Exercise description: Gather each line containing the string "JSON" from these entries.

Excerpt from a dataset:
□ □ □ □

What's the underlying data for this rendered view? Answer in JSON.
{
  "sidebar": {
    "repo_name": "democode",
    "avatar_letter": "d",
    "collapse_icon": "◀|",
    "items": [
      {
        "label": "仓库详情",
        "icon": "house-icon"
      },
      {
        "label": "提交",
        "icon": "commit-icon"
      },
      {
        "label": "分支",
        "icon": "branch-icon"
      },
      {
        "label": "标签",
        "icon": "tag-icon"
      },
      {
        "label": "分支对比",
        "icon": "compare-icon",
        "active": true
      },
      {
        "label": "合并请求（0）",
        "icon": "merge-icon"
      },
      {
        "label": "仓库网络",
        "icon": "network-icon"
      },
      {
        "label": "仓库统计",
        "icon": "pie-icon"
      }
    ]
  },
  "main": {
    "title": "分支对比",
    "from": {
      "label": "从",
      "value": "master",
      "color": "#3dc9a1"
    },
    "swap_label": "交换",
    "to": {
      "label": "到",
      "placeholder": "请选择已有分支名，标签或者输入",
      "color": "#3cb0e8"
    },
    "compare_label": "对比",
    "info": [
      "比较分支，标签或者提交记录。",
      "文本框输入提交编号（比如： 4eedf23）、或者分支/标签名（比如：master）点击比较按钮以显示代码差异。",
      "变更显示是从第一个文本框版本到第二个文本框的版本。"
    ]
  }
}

□ □ □ □

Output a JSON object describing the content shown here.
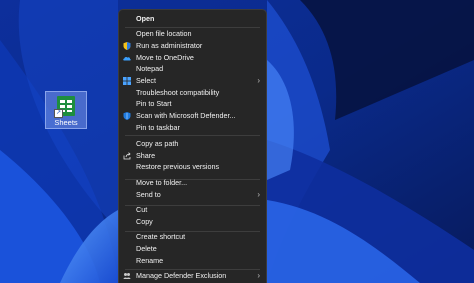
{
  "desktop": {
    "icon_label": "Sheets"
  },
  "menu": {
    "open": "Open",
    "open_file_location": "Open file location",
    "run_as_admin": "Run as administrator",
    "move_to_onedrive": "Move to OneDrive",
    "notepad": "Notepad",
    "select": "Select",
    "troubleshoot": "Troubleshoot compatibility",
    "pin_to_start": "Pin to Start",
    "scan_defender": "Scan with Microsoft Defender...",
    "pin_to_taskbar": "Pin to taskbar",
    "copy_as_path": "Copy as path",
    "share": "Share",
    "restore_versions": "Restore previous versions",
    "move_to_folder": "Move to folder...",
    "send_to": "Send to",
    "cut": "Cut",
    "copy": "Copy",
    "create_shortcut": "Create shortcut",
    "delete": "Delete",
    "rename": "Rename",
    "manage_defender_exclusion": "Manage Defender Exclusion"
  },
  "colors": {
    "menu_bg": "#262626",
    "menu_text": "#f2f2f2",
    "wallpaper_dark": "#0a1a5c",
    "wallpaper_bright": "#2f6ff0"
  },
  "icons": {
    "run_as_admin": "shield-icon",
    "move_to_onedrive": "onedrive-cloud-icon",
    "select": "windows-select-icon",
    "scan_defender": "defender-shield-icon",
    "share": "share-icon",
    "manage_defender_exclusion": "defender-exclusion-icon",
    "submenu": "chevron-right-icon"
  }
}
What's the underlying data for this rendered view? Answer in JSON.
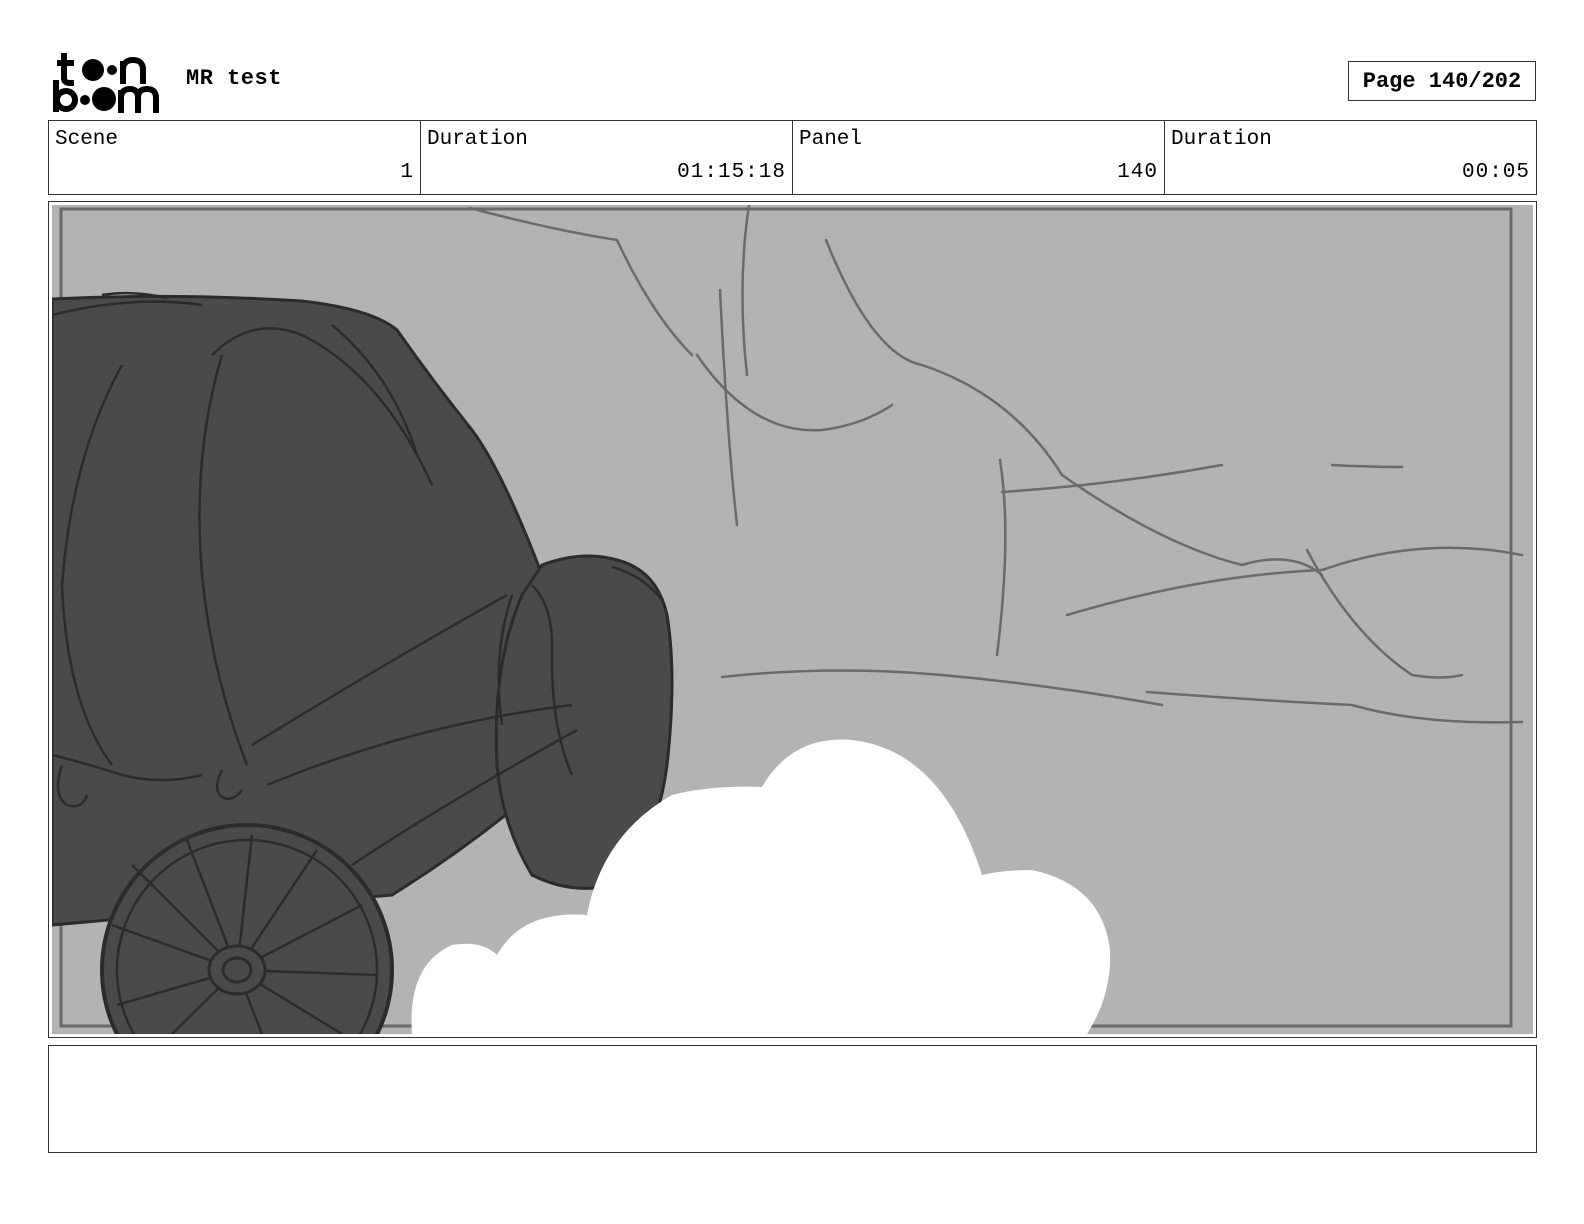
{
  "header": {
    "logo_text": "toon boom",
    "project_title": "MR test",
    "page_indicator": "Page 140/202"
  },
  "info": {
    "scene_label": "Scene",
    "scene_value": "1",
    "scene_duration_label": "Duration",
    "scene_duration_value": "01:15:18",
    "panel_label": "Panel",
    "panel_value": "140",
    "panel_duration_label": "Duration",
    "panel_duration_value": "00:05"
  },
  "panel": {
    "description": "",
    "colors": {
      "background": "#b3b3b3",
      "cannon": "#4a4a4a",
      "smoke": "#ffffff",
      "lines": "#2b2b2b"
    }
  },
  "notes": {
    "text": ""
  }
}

□ □ □ □

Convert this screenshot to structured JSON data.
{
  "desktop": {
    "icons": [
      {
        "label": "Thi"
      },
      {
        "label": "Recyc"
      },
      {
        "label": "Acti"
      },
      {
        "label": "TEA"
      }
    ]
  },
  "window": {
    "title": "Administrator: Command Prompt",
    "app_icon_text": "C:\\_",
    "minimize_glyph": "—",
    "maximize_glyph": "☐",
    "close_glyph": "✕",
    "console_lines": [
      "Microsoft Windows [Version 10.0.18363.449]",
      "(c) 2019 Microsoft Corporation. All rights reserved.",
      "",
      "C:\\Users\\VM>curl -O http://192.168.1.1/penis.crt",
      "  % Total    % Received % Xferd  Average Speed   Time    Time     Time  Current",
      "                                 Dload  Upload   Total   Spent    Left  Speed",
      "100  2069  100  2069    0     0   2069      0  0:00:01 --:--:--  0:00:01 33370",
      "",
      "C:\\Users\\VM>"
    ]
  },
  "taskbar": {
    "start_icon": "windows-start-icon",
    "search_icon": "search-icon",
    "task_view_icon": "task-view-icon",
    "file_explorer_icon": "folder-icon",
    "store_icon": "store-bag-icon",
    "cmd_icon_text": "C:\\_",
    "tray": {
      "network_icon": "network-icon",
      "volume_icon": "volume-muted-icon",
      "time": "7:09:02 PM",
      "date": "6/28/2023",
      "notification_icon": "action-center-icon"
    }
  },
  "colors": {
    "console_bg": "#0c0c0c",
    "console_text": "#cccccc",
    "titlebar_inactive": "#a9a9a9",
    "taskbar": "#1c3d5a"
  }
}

□ □ □ □

Response to this task:
What's the underlying data for this rendered view? Answer in JSON.
Output a JSON object describing the content shown here.
What's the underlying data for this rendered view? Answer in JSON.
Convert this screenshot to structured JSON data.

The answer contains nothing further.